* [Exercise description]: Take every line where the string "Country" appears and copy it.

* [Entries provided]:
********
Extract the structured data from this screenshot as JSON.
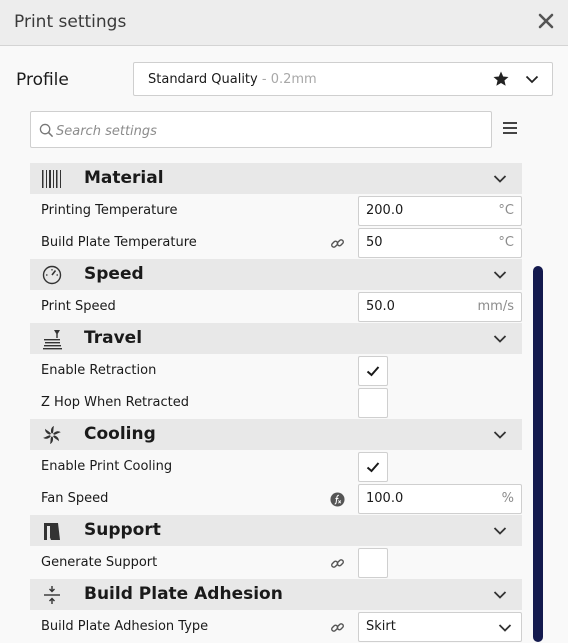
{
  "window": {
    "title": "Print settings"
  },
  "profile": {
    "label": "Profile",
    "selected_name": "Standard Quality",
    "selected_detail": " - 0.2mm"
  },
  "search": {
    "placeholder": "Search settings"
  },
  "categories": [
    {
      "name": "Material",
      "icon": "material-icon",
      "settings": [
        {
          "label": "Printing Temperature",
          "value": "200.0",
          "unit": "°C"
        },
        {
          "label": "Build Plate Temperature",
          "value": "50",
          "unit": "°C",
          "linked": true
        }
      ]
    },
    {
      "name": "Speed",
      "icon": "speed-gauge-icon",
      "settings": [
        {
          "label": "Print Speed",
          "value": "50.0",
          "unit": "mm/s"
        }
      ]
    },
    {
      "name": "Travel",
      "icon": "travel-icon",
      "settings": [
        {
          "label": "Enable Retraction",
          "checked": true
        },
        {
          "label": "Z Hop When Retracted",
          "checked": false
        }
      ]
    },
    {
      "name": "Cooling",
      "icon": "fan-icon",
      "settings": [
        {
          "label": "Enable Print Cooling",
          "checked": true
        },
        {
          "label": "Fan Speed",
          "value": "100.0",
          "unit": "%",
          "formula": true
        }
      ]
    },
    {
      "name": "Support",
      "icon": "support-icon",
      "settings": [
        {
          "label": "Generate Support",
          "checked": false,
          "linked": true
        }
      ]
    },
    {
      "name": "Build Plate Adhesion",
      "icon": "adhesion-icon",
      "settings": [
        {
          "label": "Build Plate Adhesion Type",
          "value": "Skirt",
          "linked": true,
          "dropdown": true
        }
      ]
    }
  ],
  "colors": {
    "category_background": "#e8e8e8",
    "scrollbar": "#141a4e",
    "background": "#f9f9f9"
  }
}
********
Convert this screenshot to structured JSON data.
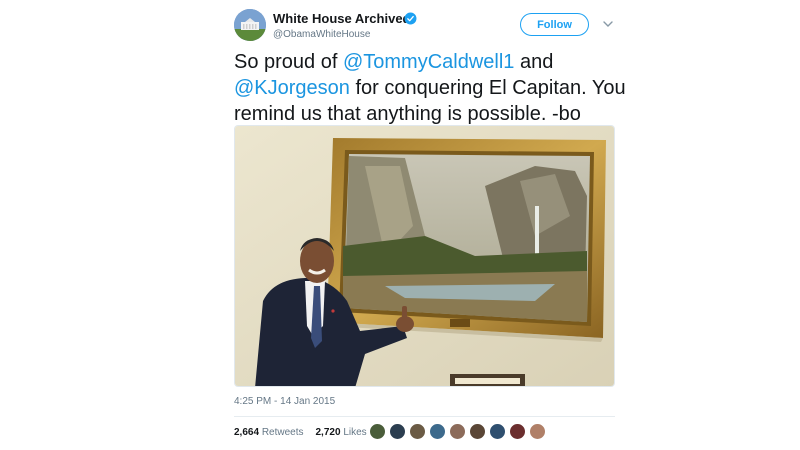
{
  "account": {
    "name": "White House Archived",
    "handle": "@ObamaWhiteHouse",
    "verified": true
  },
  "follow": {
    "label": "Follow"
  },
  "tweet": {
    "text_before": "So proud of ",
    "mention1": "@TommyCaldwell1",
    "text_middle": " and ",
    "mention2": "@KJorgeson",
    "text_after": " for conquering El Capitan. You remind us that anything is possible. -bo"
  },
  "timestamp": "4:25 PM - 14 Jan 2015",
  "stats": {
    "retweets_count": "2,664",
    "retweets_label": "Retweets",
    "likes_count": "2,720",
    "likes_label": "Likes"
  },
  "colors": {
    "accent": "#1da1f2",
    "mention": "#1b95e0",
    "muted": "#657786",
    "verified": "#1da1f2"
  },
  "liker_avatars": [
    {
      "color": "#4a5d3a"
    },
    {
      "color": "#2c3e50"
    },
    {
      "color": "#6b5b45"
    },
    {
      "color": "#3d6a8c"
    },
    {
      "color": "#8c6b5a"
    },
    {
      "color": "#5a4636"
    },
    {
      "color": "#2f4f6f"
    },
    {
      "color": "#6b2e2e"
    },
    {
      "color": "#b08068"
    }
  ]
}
********
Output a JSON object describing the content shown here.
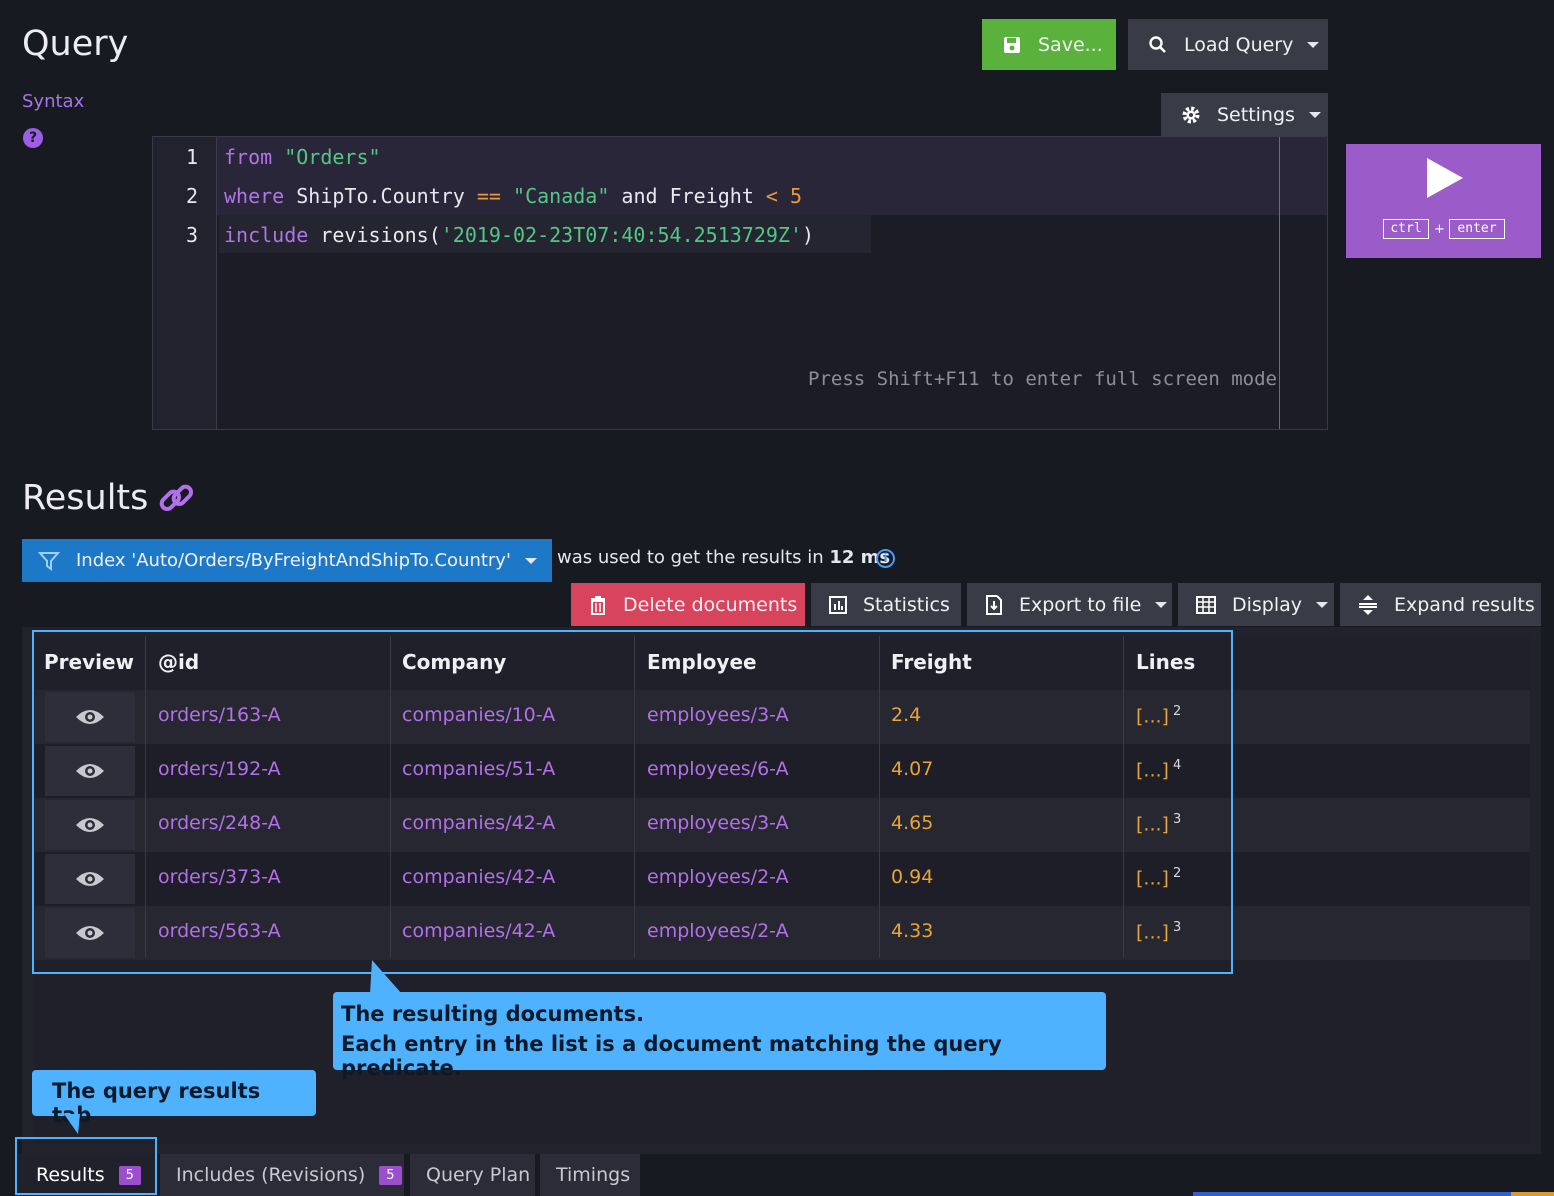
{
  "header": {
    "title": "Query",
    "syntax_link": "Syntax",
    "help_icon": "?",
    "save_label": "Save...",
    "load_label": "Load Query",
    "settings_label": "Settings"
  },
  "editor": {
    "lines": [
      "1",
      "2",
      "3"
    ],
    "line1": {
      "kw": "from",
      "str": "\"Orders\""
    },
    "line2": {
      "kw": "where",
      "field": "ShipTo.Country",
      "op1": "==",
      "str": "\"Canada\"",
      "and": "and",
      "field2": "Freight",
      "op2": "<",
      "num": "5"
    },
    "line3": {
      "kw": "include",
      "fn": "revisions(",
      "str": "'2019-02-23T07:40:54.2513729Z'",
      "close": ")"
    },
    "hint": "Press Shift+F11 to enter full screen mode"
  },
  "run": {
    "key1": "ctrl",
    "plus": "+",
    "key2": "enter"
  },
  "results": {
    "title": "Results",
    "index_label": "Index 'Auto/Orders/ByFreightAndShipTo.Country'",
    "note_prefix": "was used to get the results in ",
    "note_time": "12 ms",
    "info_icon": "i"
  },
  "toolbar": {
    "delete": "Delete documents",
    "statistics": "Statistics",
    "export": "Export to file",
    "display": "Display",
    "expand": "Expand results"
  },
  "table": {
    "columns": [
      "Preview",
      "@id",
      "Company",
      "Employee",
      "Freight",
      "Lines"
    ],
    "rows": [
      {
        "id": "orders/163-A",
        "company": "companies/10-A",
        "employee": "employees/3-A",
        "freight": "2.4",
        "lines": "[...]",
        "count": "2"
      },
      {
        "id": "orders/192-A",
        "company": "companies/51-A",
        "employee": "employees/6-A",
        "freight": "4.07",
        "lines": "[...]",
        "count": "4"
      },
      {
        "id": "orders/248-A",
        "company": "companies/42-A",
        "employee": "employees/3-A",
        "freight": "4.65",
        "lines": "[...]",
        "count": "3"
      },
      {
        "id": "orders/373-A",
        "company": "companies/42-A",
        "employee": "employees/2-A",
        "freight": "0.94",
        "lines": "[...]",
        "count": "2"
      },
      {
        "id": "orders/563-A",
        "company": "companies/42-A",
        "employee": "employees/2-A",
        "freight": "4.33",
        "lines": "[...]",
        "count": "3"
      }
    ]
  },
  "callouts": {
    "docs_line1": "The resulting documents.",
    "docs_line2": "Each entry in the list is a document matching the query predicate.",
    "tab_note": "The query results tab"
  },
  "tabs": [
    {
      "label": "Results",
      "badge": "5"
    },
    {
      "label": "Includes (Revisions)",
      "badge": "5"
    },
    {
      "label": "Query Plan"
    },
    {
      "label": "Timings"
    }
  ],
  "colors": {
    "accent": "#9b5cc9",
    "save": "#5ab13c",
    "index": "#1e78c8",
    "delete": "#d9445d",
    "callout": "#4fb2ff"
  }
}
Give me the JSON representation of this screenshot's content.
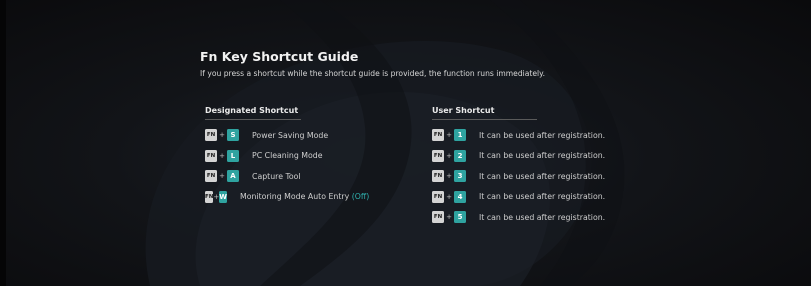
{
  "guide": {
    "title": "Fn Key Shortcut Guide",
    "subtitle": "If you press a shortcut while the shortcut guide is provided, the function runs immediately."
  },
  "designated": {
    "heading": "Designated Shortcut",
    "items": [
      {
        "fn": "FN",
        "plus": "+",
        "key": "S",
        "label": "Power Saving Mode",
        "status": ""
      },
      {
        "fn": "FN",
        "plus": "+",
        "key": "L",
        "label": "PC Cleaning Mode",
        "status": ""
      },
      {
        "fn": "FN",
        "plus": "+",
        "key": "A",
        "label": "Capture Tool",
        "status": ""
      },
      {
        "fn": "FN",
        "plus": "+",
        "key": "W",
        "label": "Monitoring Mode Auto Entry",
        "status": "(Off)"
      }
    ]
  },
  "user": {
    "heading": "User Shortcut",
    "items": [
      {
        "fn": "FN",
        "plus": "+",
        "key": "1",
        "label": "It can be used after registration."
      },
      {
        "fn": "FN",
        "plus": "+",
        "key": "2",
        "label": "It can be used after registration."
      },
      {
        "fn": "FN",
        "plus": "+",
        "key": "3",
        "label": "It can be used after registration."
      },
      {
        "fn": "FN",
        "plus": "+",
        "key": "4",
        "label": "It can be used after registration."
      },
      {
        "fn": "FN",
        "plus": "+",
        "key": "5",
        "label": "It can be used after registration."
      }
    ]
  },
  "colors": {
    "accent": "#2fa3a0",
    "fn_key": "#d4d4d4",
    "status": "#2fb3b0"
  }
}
********
* [Solution to this task]:
      "field": "ShipTo.Country",
    "index_label": "Index 'Auto/Orders/ByFreightAndShipTo.Country'",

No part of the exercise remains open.